--- START Extracted entries ---

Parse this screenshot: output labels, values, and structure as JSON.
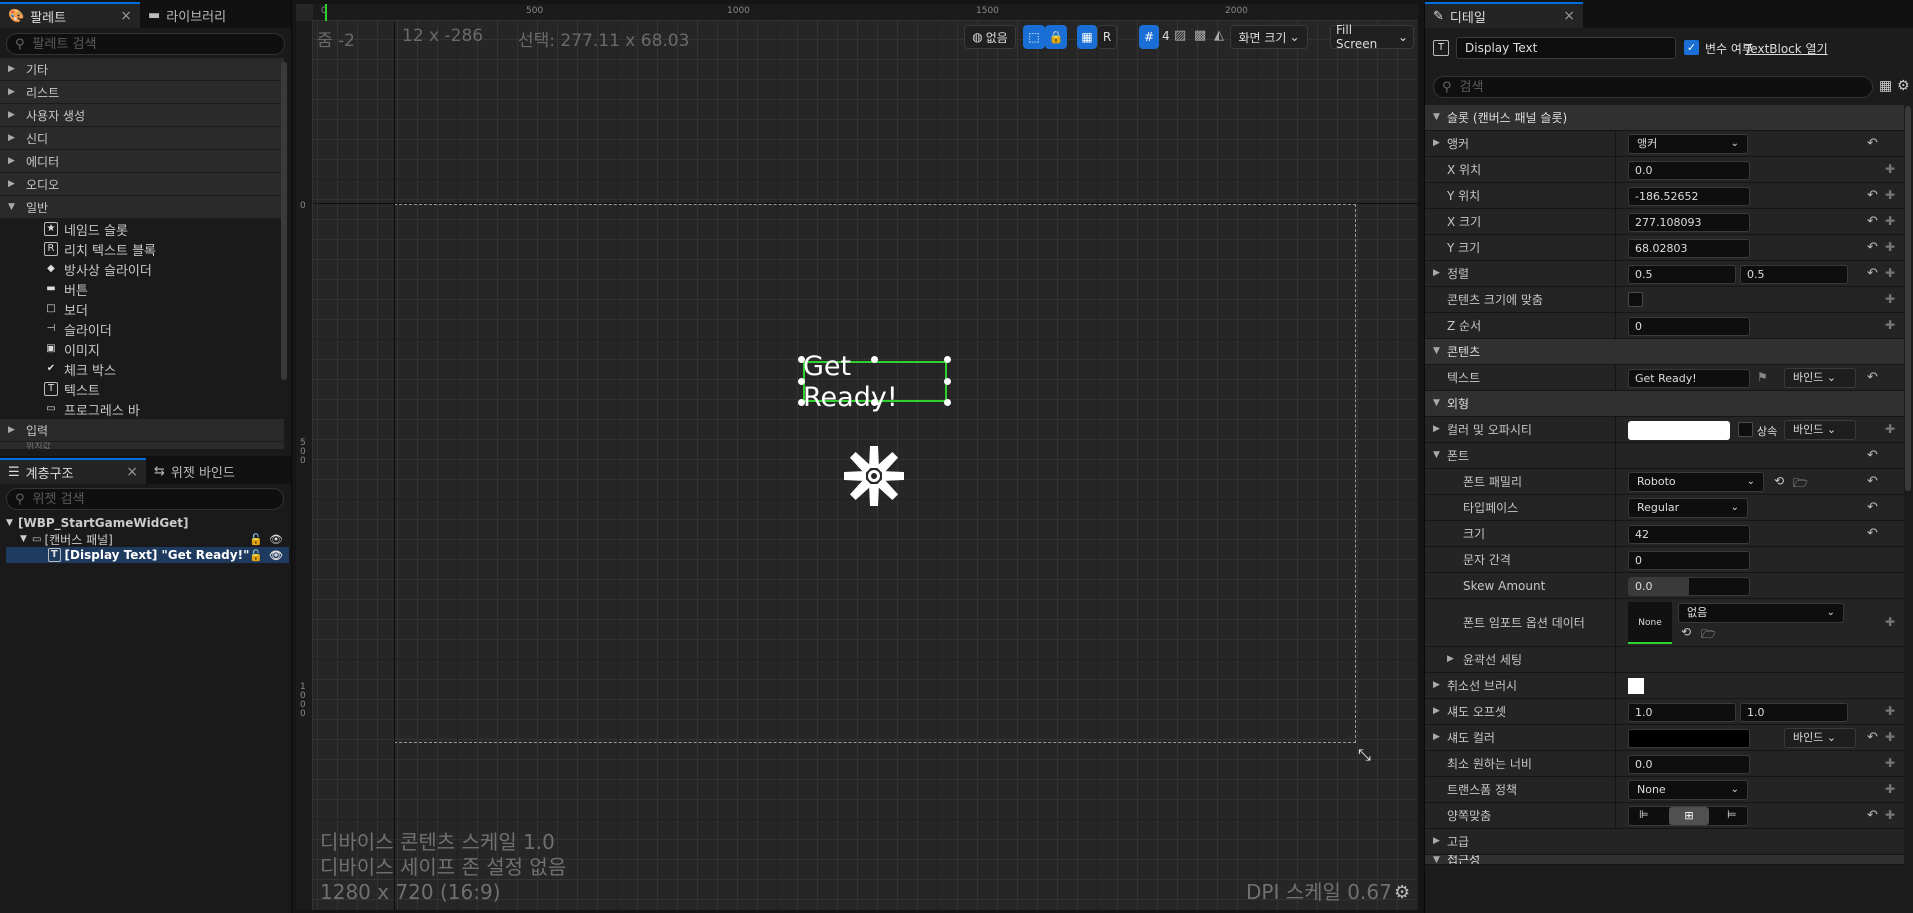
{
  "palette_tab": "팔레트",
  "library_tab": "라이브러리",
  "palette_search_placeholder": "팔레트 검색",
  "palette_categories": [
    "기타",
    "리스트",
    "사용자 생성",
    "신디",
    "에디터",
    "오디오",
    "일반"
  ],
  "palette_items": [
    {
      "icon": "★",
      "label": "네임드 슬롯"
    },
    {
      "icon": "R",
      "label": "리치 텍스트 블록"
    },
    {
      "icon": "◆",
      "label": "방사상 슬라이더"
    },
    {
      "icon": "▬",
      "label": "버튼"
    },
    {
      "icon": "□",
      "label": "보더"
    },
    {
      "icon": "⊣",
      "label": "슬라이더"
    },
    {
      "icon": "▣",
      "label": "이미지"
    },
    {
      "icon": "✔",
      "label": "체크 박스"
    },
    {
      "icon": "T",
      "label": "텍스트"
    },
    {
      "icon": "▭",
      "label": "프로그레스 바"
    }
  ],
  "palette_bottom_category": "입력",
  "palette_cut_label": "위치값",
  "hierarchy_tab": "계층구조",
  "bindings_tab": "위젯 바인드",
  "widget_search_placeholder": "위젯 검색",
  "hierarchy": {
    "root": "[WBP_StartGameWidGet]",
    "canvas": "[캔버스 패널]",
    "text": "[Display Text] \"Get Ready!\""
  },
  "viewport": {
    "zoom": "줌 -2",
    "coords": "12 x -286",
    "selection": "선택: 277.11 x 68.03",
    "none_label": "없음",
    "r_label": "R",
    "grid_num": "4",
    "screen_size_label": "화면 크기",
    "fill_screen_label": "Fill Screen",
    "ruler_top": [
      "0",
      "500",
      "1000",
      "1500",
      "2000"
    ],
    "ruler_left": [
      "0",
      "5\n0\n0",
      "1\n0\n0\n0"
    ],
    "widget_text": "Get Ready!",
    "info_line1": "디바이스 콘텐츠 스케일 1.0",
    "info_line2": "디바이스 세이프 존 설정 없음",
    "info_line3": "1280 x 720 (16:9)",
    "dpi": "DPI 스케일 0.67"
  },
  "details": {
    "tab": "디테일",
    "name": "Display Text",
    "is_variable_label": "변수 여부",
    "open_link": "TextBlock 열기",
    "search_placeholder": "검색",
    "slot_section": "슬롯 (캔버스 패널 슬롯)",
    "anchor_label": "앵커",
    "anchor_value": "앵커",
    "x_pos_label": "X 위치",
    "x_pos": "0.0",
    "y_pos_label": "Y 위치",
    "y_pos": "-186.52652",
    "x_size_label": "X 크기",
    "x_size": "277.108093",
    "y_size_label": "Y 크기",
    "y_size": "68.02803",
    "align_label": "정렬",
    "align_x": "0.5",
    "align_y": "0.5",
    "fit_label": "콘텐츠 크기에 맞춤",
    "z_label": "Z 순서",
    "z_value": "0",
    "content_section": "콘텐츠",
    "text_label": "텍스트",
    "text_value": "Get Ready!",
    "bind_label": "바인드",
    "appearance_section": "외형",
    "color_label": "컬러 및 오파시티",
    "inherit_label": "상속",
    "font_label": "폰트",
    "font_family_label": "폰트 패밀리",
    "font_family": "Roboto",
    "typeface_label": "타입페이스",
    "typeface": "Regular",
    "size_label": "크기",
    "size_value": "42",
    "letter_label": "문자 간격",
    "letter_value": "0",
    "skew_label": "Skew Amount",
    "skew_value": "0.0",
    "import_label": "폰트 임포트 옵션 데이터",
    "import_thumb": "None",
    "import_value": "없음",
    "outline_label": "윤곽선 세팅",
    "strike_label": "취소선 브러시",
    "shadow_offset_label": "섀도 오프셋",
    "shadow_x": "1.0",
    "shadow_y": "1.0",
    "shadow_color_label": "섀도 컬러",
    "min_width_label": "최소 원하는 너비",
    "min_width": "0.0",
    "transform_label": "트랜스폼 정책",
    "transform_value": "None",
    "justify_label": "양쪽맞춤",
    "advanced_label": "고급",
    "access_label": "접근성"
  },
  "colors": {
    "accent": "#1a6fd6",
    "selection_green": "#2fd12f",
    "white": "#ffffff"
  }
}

--- END Extracted entries ---
--- START Extracted entries ---

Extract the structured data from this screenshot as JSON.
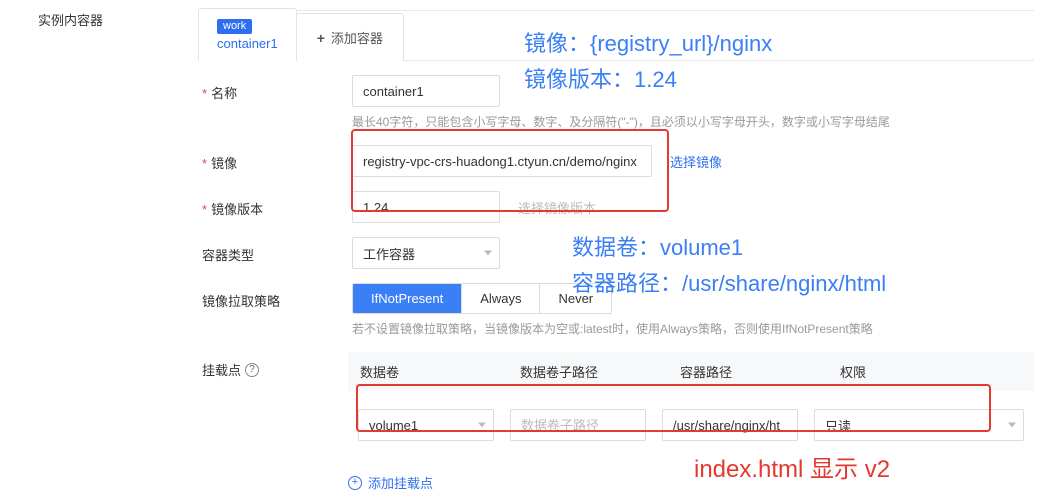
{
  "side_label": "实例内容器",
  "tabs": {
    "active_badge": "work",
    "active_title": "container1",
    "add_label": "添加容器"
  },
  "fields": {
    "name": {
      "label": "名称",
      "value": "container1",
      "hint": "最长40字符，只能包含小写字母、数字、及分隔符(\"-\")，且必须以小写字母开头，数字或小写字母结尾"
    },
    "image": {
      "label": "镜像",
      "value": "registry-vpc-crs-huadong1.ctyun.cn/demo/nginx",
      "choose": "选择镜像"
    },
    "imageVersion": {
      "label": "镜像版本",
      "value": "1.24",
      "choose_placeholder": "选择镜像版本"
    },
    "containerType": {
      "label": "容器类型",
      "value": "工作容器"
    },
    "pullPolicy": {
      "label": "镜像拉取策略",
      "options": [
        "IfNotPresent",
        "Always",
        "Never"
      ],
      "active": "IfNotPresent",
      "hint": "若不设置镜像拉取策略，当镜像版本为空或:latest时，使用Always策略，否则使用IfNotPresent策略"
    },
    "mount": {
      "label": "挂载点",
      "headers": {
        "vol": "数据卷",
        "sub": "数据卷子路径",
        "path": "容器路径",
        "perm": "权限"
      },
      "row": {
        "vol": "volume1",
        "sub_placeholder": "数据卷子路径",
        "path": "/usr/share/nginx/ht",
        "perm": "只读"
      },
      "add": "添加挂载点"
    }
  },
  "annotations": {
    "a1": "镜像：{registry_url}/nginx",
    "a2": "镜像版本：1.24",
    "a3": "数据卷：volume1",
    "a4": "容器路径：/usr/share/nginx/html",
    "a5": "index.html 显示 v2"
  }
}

--- END Extracted entries ---
--- START Extracted entries ---

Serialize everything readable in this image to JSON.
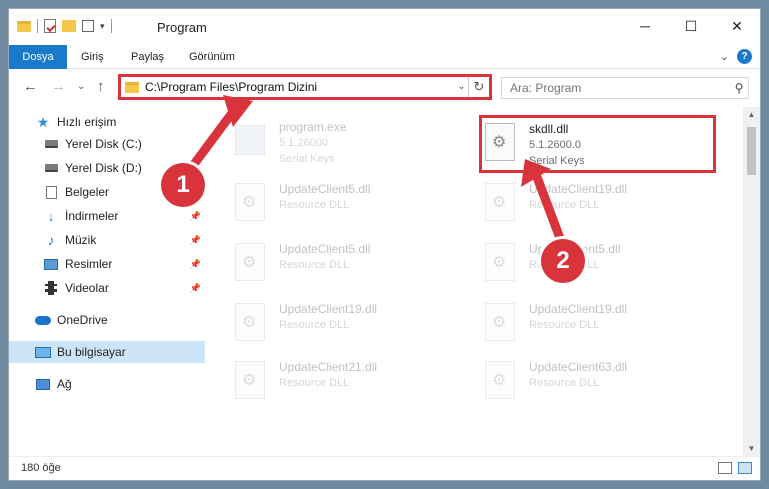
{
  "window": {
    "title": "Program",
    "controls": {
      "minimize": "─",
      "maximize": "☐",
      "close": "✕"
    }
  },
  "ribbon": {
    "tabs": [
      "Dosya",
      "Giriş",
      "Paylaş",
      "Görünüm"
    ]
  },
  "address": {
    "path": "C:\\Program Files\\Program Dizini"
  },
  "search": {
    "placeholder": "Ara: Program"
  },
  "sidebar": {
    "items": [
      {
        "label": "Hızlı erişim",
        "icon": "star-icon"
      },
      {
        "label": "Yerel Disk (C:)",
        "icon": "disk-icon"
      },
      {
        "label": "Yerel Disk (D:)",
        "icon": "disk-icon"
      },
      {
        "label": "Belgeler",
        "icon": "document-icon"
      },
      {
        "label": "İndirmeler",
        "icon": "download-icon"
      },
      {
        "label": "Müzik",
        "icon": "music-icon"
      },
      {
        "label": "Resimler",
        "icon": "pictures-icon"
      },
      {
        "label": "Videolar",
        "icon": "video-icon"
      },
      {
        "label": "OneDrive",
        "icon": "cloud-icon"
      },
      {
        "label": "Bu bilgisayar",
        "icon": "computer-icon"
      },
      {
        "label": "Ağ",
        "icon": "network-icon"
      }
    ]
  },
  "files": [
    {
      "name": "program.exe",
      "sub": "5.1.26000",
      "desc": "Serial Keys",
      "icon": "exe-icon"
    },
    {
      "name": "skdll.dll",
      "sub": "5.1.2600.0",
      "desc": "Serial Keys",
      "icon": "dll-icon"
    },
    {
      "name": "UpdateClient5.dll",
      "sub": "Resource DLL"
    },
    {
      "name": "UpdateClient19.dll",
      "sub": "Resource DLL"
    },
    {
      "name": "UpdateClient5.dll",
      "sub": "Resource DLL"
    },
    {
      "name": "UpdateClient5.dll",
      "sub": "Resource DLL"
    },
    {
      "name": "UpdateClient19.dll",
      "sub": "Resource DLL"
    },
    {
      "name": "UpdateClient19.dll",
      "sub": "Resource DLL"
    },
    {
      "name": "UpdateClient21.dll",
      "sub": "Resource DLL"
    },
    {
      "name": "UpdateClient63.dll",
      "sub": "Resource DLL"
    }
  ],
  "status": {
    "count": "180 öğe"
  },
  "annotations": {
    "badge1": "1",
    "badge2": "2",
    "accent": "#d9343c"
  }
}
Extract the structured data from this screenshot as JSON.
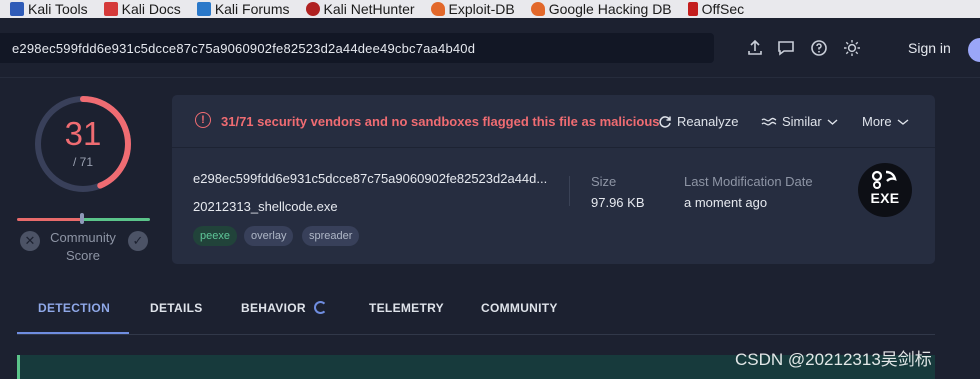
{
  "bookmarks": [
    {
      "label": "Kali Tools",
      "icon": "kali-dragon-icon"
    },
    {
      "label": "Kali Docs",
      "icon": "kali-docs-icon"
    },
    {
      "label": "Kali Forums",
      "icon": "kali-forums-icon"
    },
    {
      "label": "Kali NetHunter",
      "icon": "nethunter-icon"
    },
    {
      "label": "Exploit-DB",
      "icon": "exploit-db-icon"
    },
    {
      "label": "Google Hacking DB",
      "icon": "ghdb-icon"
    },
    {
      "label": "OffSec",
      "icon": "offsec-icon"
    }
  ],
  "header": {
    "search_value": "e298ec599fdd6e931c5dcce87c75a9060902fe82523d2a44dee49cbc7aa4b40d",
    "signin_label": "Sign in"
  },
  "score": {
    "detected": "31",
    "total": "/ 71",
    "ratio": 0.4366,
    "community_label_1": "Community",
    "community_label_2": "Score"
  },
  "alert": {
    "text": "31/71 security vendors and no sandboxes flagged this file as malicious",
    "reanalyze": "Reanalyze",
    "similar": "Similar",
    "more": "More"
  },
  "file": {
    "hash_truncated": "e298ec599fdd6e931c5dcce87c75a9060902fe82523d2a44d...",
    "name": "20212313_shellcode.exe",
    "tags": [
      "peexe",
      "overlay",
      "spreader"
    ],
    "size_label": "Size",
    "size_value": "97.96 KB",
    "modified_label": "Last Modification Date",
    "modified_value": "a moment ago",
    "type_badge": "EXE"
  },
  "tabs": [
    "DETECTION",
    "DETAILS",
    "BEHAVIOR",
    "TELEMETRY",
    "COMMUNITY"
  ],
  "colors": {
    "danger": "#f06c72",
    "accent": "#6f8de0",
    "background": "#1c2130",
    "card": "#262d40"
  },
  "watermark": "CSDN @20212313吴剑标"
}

--- END Extracted entries ---

§ **Directions**: Looking at the material above, count the lines that hold "hint" and give the total alone.

§ **Solution below**: 2